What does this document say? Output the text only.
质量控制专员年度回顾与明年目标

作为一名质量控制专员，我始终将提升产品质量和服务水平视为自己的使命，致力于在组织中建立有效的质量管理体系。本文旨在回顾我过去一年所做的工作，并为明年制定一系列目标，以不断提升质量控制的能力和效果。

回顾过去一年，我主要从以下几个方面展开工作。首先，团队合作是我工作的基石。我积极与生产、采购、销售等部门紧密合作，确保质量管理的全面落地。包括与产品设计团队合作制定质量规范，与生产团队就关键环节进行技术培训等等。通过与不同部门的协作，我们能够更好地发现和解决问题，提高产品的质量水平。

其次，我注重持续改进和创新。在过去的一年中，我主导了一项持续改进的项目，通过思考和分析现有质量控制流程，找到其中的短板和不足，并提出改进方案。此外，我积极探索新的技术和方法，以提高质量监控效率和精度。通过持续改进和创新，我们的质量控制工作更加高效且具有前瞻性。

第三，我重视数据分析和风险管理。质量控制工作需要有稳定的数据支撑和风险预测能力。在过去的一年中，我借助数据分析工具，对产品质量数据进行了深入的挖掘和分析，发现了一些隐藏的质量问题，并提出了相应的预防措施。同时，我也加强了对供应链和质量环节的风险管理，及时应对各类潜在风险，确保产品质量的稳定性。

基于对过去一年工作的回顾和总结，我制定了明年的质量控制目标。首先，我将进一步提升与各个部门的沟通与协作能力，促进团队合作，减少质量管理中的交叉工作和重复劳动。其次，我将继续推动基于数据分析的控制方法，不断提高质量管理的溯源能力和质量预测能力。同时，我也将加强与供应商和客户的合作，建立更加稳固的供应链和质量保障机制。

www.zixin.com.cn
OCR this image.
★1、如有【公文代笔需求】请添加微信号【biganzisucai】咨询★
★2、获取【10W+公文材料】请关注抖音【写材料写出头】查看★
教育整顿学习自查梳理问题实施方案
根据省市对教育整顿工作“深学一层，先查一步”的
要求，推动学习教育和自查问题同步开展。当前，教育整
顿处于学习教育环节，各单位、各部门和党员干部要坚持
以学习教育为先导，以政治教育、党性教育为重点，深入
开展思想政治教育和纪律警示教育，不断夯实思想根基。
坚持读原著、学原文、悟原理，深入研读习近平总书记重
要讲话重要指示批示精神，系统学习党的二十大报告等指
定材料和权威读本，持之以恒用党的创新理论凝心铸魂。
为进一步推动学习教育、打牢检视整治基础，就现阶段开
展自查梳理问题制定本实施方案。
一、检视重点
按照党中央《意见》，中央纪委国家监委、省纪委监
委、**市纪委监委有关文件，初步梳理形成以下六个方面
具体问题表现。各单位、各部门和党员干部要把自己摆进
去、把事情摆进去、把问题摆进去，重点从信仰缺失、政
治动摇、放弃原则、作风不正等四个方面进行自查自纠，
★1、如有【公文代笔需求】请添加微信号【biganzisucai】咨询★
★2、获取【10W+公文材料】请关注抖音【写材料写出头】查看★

__TASK STATEMENT__: Would you copy out each line exactly as written?

__FINAL ANSWER__:
What does this document say? Output the text only.
质量控制专员年度回顾与明年目标

作为一名质量控制专员，我始终将提升产品质量和服务水平视为自己的使命，致力于在组织中建立有效的质量管理体系。本文旨在回顾我过去一年所做的工作，并为明年制定一系列目标，以不断提升质量控制的能力和效果。

回顾过去一年，我主要从以下几个方面展开工作。首先，团队合作是我工作的基石。我积极与生产、采购、销售等部门紧密合作，确保质量管理的全面落地。包括与产品设计团队合作制定质量规范，与生产团队就关键环节进行技术培训等等。通过与不同部门的协作，我们能够更好地发现和解决问题，提高产品的质量水平。

其次，我注重持续改进和创新。在过去的一年中，我主导了一项持续改进的项目，通过思考和分析现有质量控制流程，找到其中的短板和不足，并提出改进方案。此外，我积极探索新的技术和方法，以提高质量监控效率和精度。通过持续改进和创新，我们的质量控制工作更加高效且具有前瞻性。

第三，我重视数据分析和风险管理。质量控制工作需要有稳定的数据支撑和风险预测能力。在过去的一年中，我借助数据分析工具，对产品质量数据进行了深入的挖掘和分析，发现了一些隐藏的质量问题，并提出了相应的预防措施。同时，我也加强了对供应链和质量环节的风险管理，及时应对各类潜在风险，确保产品质量的稳定性。

基于对过去一年工作的回顾和总结，我制定了明年的质量控制目标。首先，我将进一步提升与各个部门的沟通与协作能力，促进团队合作，减少质量管理中的交叉工作和重复劳动。其次，我将继续推动基于数据分析的控制方法，不断提高质量管理的溯源能力和质量预测能力。同时，我也将加强与供应商和客户的合作，建立更加稳固的供应链和质量保障机制。

www.zixin.com.cn
OCR this image.
★1、如有【公文代笔需求】请添加微信号【biganzisucai】咨询★
★2、获取【10W+公文材料】请关注抖音【写材料写出头】查看★
教育整顿学习自查梳理问题实施方案
根据省市对教育整顿工作“深学一层，先查一步”的
要求，推动学习教育和自查问题同步开展。当前，教育整
顿处于学习教育环节，各单位、各部门和党员干部要坚持
以学习教育为先导，以政治教育、党性教育为重点，深入
开展思想政治教育和纪律警示教育，不断夯实思想根基。
坚持读原著、学原文、悟原理，深入研读习近平总书记重
要讲话重要指示批示精神，系统学习党的二十大报告等指
定材料和权威读本，持之以恒用党的创新理论凝心铸魂。
为进一步推动学习教育、打牢检视整治基础，就现阶段开
展自查梳理问题制定本实施方案。
一、检视重点
按照党中央《意见》，中央纪委国家监委、省纪委监
委、**市纪委监委有关文件，初步梳理形成以下六个方面
具体问题表现。各单位、各部门和党员干部要把自己摆进
去、把事情摆进去、把问题摆进去，重点从信仰缺失、政
治动摇、放弃原则、作风不正等四个方面进行自查自纠，
★1、如有【公文代笔需求】请添加微信号【biganzisucai】咨询★
★2、获取【10W+公文材料】请关注抖音【写材料写出头】查看★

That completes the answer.